Written instruction: Please copy out the records verbatim from the line with "Decompose this screenshot" up to and including the line with "nav-item-file-transfer[interactable]: 文件快传: [466, 24, 522, 74]".

[start Entries provided]

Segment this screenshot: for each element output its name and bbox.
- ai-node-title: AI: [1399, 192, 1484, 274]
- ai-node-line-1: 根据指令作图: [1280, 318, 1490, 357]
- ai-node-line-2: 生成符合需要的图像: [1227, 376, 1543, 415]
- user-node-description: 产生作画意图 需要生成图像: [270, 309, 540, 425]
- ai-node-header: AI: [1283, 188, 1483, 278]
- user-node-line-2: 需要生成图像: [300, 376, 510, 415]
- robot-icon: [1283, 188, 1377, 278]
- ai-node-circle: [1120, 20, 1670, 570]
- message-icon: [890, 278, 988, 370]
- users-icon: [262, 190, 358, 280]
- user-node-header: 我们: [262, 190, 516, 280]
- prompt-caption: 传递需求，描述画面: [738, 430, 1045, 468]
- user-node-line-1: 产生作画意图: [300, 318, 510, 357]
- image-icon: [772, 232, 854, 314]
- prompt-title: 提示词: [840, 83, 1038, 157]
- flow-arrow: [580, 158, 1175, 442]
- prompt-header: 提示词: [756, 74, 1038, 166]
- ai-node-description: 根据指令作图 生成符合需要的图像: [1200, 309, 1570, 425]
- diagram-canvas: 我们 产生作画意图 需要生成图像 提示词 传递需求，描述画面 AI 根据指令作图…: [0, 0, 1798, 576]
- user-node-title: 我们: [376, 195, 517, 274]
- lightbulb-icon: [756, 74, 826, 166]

[end Entries provided]
[start Entries provided]

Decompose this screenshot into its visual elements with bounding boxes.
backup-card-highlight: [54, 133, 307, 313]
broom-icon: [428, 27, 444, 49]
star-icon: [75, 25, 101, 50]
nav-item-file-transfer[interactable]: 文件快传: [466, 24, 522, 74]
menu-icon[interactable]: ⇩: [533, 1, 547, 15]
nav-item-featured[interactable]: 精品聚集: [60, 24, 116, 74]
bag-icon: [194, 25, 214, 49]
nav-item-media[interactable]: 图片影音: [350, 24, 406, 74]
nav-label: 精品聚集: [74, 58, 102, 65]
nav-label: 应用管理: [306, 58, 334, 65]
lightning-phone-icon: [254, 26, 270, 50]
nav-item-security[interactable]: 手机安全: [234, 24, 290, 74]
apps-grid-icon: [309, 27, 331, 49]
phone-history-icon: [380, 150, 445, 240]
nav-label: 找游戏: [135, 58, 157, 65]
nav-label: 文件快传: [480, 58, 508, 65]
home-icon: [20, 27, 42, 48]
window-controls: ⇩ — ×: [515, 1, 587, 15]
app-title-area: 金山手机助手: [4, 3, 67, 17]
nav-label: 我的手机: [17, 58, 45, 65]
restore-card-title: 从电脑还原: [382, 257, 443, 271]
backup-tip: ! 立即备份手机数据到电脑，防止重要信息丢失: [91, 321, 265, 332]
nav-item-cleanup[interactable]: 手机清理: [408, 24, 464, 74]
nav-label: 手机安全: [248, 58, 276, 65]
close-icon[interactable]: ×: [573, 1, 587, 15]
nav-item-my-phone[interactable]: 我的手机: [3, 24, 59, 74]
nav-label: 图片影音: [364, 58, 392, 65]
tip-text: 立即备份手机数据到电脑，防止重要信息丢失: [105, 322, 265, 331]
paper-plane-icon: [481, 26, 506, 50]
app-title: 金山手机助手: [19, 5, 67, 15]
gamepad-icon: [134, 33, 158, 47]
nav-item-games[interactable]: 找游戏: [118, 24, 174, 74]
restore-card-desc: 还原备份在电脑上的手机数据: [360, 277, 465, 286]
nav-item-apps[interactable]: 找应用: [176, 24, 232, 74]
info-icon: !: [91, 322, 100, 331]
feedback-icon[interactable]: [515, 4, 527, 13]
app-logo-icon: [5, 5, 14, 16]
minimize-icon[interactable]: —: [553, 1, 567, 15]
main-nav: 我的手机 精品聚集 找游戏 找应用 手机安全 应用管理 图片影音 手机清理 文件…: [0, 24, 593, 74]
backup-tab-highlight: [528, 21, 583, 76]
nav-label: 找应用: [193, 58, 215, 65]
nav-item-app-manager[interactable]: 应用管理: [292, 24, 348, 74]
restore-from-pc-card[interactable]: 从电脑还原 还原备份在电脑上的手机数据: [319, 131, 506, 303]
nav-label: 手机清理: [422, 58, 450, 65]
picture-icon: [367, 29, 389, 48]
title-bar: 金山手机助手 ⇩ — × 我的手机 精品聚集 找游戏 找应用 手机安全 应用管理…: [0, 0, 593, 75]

[end Entries provided]

Full output:
Decompose this screenshot into its visual elements with bounding boxes.
backup-card-highlight: [54, 133, 307, 313]
broom-icon: [428, 27, 444, 49]
star-icon: [75, 25, 101, 50]
nav-item-file-transfer[interactable]: 文件快传: [466, 24, 522, 74]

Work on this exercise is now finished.